-- START Document section --

The agreement was plainly a bilateral contract providing for certain payments by the plaintiff and conveyances by the defendant. “It contained mutual and *157 dependent covenants demanding of each of the parties readiness and willingness to perform, and required as a condition of judicial enforcement or redress for breach at the complaint of either such readiness and willingness on the part of the complaining party or a showing of sufficient excuse for their absence. Lunde v. Minch, 105 Conn. 657, 659, 136 Atl. 552; Stierle v. Rayner, 92 Conn. 180, 183, 102 Atl. 581.” Dadio v. Dadio, 123 Conn. 88, 91, 192 A. 557. The plaintiff recognizes the applicability of this principle but claims that the circumstances show “sufficient excuse” for its failure to tender the balance of the purchase price. In this connection it counts upon the only error now claimed as to the facts found: that the court was unwarranted in finding that “the defendant was at all times ready and willing to execute and deliver a bill of sale for the furniture owned by it in the . . . three apartments.” In a word, its argument is that there is no evidence that any bill of sale of the furniture called for by the agreement was prepared, consequently the finding quoted cannot be supported, and therefore the plaintiff was excused from tendering the balance of the purchase price and so is entitled to relief in this action.

-- END Document section --

Given task 1 ->
Answer these questions about the contract passage, one answer per line, marked the same way:
(a) What kind of contract does it say the agreement was?
(b) What did the plaintiff fail to tender?
(c) For what property was the defendant found to be ready and willing to execute and deliver a bill of sale?

-- START Data provided --

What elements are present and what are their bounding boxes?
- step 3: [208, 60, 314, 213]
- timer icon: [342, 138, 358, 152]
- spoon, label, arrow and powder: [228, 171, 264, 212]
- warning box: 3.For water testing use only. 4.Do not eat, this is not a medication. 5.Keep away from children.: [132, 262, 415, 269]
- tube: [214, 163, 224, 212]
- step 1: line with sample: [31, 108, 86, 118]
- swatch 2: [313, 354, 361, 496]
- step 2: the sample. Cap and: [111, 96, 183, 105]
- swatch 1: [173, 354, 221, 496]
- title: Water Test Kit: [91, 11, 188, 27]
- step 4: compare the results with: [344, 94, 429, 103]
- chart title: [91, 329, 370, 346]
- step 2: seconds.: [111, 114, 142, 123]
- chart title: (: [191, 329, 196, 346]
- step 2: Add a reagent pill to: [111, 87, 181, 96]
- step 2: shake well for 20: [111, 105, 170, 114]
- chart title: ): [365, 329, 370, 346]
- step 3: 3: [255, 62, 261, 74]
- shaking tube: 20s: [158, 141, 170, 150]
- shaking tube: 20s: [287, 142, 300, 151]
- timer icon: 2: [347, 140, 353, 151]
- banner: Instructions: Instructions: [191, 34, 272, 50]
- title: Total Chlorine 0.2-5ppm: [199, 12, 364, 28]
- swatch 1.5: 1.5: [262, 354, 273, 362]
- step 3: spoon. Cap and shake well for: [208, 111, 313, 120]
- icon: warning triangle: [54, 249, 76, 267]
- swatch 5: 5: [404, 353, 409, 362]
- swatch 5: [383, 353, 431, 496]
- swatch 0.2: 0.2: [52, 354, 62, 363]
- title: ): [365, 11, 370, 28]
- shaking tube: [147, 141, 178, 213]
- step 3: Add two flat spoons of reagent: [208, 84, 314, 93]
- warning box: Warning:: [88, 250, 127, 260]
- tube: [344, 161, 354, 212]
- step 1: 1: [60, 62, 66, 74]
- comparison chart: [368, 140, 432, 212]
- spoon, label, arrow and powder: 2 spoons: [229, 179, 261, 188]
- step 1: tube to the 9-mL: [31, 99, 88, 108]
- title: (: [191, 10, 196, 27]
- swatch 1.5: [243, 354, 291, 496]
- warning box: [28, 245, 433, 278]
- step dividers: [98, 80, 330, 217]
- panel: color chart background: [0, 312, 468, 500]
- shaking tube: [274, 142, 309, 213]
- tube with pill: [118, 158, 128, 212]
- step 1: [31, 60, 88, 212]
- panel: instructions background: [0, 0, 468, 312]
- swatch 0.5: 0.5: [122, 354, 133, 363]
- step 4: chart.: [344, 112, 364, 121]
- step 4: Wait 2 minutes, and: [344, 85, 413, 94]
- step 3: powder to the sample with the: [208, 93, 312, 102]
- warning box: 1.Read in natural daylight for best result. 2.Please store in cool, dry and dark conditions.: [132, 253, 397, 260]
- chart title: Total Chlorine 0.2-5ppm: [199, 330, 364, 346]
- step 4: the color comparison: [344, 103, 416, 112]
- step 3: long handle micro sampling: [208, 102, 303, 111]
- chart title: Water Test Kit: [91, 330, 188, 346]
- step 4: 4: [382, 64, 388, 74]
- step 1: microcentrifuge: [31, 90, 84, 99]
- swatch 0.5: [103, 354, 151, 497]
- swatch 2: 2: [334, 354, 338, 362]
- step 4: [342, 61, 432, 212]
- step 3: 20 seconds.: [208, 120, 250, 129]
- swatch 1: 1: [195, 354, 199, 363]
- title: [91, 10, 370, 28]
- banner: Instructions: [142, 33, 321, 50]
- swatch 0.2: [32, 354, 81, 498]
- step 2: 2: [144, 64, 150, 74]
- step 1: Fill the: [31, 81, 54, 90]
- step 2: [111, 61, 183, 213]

-- END Data provided --

Given task 2 -> Write out everything in the rows from the very start down to the line containing "- step 1: line", including that line.

Correct result 1 ->
(a) A bilateral contract.
(b) The balance of the purchase price.
(c) The furniture it owned in the three apartments.

Correct result 2 ->
What elements are present and what are their bounding boxes?
- step 3: [208, 60, 314, 213]
- timer icon: [342, 138, 358, 152]
- spoon, label, arrow and powder: [228, 171, 264, 212]
- warning box: 3.For water testing use only. 4.Do not eat, this is not a medication. 5.Keep away from children.: [132, 262, 415, 269]
- tube: [214, 163, 224, 212]
- step 1: line with sample: [31, 108, 86, 118]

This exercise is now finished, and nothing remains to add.